▶ **Instructions for the task**: Can you write out all the lines word for word, with no pictures?

▶ **Provided information**:
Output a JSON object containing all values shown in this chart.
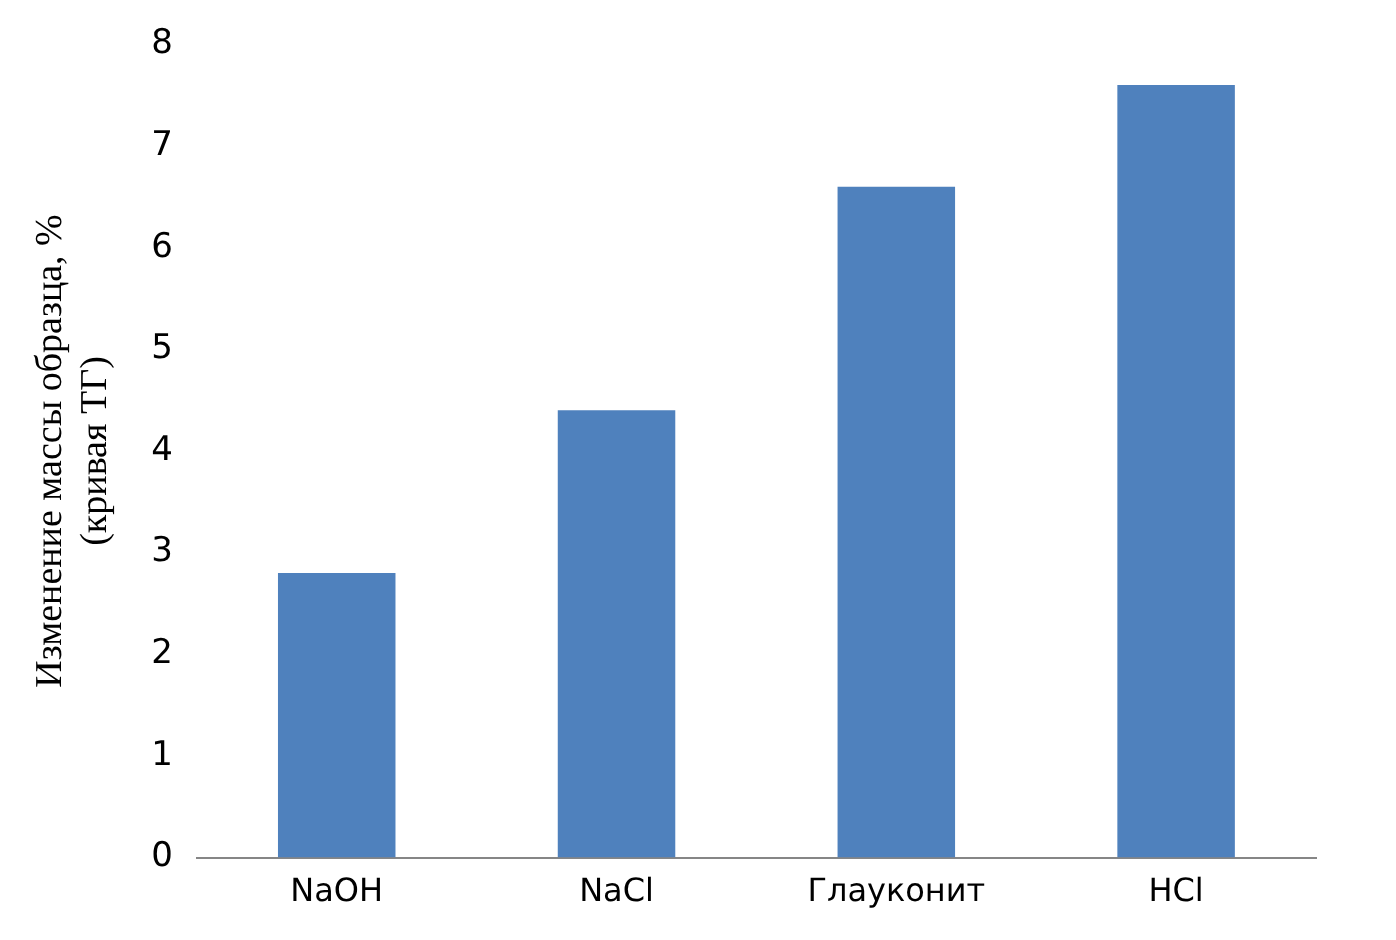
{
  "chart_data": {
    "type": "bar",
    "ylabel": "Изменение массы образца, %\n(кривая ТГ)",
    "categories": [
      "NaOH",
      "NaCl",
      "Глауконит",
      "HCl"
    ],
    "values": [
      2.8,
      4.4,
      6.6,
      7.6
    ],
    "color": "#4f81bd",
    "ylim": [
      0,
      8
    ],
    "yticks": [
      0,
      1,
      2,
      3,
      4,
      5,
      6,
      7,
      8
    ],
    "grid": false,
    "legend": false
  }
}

▶ **Complete answer**:
Output a JSON object containing all values shown in this chart.
{
  "chart_data": {
    "type": "bar",
    "ylabel": "Изменение массы образца, %\n(кривая ТГ)",
    "categories": [
      "NaOH",
      "NaCl",
      "Глауконит",
      "HCl"
    ],
    "values": [
      2.8,
      4.4,
      6.6,
      7.6
    ],
    "color": "#4f81bd",
    "ylim": [
      0,
      8
    ],
    "yticks": [
      0,
      1,
      2,
      3,
      4,
      5,
      6,
      7,
      8
    ],
    "grid": false,
    "legend": false
  }
}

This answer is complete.